Input data Block Start

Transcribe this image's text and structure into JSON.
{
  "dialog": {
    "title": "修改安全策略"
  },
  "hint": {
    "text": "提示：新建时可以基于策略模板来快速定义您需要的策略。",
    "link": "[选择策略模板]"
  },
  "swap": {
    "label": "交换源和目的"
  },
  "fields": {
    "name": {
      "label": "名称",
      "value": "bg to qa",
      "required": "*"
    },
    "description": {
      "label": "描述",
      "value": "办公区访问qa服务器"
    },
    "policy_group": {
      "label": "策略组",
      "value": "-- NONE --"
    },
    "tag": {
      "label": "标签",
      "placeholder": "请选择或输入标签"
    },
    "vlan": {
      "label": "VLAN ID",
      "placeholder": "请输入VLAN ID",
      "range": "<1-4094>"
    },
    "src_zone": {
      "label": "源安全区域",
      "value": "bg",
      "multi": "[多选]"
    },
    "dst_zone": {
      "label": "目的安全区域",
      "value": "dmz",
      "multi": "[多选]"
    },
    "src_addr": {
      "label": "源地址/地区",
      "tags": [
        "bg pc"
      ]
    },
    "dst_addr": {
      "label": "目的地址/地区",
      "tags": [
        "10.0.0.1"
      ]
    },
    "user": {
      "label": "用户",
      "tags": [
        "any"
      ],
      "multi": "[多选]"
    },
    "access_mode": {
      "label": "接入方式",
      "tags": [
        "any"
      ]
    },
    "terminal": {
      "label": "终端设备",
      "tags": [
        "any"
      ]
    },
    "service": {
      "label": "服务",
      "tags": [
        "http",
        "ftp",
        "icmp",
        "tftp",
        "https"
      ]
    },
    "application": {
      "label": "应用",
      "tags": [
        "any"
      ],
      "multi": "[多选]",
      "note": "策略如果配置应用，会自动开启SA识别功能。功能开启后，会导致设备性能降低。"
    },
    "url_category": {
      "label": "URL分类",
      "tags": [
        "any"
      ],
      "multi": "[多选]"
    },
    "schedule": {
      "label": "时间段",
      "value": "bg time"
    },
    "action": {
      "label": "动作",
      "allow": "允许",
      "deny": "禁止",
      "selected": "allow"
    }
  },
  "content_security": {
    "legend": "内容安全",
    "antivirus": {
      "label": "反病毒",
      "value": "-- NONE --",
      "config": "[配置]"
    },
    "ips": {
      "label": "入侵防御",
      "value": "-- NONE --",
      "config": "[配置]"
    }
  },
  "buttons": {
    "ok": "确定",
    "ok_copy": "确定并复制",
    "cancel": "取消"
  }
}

Input data Block End
Input data Block Start

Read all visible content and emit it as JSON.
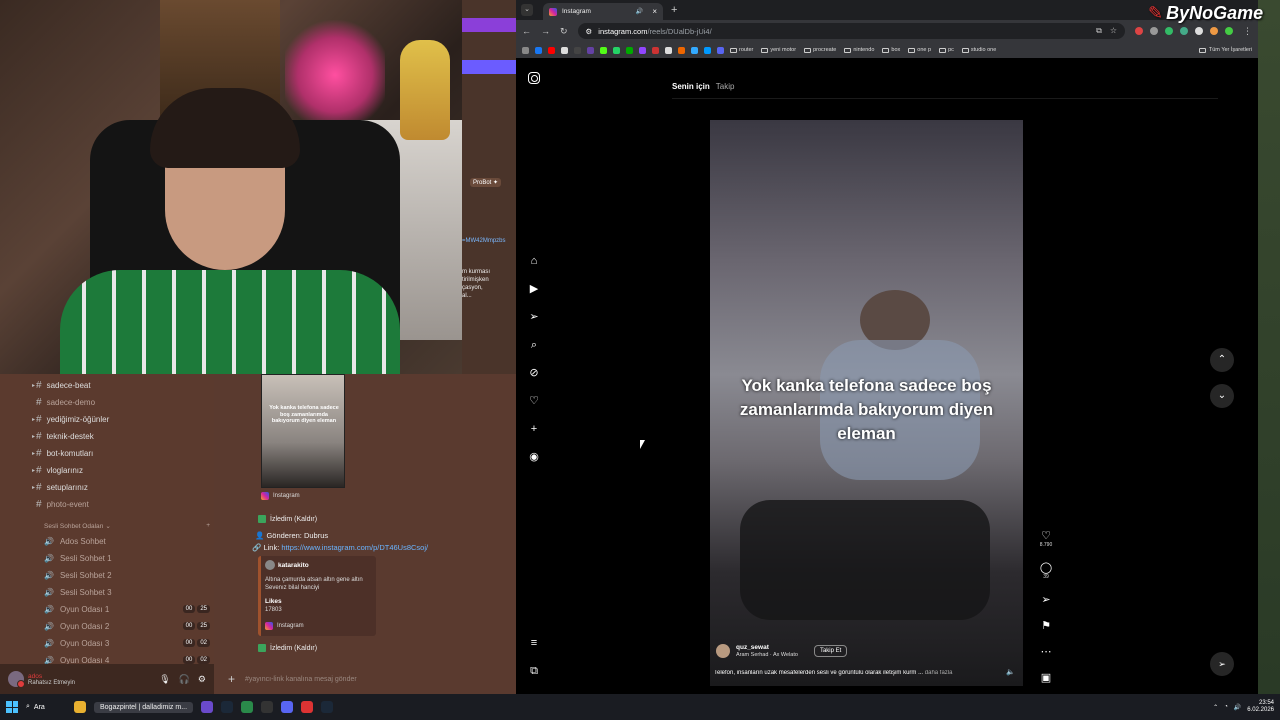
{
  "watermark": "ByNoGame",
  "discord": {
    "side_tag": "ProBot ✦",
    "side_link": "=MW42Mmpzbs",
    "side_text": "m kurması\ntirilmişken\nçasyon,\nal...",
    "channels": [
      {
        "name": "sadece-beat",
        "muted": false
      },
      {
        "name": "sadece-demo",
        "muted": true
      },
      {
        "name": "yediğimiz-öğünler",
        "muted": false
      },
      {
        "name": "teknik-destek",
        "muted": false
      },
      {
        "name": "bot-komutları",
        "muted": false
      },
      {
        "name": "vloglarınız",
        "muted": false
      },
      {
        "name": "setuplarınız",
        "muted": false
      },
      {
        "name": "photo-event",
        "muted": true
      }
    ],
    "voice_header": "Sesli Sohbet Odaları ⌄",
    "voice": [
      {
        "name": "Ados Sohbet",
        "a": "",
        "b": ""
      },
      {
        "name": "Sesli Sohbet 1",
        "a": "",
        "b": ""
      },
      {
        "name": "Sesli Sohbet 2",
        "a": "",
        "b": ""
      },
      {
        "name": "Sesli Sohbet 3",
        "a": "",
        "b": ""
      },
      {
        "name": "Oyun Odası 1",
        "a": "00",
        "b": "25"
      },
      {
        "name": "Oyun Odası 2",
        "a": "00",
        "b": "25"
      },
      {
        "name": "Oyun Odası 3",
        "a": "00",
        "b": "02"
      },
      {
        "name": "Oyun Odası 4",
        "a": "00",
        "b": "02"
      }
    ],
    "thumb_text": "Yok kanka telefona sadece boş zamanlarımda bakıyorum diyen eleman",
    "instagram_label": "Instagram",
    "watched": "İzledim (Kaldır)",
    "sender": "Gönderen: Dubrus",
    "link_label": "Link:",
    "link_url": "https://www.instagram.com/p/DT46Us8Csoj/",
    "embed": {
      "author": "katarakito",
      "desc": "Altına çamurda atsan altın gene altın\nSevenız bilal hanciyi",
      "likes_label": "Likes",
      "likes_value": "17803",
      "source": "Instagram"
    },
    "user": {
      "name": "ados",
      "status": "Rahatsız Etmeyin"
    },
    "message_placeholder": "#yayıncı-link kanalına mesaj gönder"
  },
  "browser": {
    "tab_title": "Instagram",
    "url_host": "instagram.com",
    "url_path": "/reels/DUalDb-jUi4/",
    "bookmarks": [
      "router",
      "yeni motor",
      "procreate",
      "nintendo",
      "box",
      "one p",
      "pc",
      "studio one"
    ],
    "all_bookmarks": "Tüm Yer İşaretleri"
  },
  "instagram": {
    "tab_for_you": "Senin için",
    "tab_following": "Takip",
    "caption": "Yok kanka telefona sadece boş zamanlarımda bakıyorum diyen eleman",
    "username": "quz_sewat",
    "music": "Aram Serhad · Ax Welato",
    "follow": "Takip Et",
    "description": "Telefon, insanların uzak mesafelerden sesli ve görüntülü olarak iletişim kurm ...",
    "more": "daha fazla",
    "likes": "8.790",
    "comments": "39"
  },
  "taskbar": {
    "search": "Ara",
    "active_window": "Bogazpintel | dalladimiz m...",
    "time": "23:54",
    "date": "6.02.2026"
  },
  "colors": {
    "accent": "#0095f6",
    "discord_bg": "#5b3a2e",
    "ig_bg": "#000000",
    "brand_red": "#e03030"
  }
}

Input data Block End
Input data Block Start

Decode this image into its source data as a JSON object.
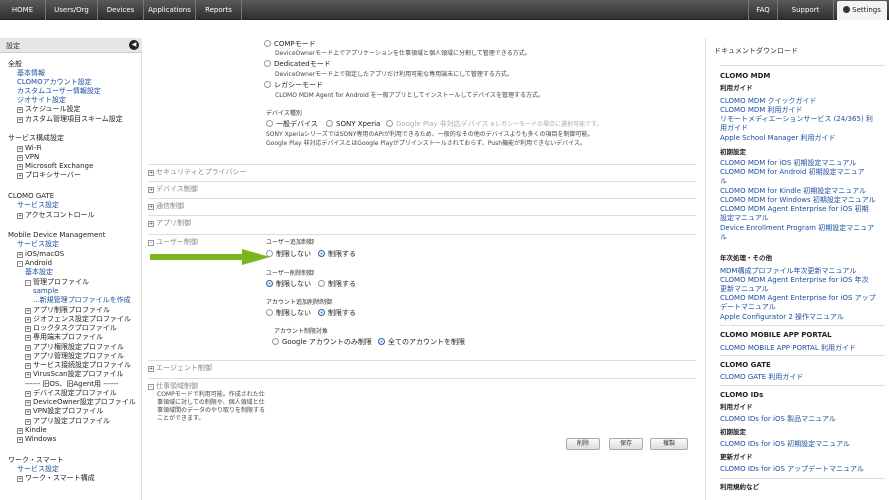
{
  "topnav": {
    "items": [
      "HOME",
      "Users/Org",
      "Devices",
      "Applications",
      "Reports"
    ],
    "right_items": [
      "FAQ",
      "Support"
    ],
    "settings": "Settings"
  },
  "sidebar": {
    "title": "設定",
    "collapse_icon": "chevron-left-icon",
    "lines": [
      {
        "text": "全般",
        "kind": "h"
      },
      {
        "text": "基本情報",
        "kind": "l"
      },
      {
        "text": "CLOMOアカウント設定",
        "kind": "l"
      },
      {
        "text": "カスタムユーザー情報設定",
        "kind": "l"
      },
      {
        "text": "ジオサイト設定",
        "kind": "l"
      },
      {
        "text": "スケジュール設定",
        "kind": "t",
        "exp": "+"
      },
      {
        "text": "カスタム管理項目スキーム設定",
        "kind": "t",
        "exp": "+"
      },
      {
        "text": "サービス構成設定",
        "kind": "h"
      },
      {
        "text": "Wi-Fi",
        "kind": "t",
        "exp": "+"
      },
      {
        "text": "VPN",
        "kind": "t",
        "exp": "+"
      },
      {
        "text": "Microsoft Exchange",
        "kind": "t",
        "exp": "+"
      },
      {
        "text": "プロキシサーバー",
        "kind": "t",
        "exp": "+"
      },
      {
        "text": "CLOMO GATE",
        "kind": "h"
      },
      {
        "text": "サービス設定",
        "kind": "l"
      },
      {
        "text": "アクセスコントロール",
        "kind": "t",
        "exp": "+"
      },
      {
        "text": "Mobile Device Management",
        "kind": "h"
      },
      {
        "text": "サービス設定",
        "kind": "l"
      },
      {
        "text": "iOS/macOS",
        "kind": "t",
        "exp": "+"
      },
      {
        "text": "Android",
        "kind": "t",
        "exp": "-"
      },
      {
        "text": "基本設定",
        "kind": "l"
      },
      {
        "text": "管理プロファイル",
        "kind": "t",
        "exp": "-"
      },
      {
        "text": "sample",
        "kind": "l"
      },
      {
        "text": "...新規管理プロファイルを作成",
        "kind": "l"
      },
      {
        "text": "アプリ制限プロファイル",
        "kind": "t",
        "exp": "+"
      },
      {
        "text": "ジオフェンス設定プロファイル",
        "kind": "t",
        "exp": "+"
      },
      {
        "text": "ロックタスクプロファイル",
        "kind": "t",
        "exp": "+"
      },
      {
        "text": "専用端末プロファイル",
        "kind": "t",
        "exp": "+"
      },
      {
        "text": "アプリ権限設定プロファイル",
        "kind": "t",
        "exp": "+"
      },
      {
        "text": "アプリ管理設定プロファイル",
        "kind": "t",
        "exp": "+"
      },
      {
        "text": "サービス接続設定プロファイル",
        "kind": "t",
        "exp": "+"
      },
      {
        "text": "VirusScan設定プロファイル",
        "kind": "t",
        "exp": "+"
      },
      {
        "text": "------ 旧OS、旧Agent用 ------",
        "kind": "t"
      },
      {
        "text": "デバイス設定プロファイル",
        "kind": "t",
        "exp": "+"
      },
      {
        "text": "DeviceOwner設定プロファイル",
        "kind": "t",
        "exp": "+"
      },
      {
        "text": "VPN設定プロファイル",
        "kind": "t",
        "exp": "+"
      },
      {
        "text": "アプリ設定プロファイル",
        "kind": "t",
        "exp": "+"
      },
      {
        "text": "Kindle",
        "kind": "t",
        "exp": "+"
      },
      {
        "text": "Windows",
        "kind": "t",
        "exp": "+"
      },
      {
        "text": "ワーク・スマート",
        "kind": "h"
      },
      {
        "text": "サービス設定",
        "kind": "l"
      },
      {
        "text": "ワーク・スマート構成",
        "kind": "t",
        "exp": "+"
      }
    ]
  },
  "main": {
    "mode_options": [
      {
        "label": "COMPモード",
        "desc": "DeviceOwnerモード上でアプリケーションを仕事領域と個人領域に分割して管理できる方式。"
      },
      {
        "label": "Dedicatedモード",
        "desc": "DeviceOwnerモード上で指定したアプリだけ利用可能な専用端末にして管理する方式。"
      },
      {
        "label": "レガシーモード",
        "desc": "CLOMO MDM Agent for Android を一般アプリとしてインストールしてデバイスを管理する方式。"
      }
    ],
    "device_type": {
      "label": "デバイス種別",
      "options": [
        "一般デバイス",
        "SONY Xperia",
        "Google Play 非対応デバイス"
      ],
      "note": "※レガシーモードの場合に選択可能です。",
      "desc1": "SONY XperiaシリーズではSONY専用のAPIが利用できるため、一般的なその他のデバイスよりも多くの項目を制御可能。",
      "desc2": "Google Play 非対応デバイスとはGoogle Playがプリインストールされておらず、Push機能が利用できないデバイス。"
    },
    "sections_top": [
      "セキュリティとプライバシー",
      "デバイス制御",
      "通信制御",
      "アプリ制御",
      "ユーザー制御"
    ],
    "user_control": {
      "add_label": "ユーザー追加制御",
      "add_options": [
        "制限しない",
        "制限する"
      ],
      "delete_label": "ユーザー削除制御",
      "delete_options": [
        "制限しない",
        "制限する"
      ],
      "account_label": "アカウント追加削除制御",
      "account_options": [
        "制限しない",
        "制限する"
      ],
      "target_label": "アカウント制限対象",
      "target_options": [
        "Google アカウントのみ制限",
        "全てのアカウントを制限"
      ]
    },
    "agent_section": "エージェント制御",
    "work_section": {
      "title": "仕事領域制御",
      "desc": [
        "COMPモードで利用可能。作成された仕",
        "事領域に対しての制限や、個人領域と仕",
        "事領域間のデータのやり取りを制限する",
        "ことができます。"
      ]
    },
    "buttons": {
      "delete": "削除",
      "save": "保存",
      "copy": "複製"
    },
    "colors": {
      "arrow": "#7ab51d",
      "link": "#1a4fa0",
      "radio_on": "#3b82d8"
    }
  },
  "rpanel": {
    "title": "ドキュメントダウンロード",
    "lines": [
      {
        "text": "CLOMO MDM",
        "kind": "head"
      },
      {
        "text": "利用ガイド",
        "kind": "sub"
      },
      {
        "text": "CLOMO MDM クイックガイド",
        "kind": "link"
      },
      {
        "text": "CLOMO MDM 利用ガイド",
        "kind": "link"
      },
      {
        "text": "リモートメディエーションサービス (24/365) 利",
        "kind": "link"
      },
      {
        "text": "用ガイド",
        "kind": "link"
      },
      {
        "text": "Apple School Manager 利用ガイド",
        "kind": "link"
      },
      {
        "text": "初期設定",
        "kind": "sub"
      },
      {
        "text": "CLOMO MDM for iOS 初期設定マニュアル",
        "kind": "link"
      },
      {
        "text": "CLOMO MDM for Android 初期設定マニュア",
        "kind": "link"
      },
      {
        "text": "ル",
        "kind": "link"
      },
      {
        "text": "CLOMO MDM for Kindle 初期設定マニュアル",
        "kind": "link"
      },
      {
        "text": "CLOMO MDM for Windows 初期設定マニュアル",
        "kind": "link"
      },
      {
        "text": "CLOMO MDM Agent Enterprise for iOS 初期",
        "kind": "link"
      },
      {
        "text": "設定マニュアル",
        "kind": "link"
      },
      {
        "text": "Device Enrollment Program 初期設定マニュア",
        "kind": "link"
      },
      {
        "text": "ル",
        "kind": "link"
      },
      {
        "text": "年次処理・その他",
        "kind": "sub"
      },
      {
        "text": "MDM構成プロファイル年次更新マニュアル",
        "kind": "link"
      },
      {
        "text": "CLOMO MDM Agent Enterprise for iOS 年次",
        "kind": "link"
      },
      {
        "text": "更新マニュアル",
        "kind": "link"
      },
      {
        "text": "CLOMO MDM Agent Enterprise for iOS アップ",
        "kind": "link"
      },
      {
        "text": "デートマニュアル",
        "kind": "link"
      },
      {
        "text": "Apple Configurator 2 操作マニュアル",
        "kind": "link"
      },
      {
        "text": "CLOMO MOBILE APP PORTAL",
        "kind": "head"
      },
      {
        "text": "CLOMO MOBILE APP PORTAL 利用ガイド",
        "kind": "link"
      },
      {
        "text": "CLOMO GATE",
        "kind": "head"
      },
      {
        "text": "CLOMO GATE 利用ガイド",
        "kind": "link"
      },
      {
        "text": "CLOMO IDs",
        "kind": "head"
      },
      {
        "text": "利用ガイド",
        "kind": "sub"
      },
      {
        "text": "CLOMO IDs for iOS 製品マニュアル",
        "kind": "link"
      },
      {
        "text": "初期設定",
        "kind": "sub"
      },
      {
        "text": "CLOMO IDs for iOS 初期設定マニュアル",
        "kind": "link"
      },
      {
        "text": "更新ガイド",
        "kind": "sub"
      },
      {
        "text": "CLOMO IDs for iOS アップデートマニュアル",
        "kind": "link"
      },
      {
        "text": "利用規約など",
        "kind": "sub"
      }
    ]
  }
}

Input data Block End

#### Task instructions
Return each line of the records above in which the word "Enterprise" occurs.

#### Reply
        "text": "CLOMO MDM Agent Enterprise for iOS 初期",
        "text": "CLOMO MDM Agent Enterprise for iOS 年次",
        "text": "CLOMO MDM Agent Enterprise for iOS アップ",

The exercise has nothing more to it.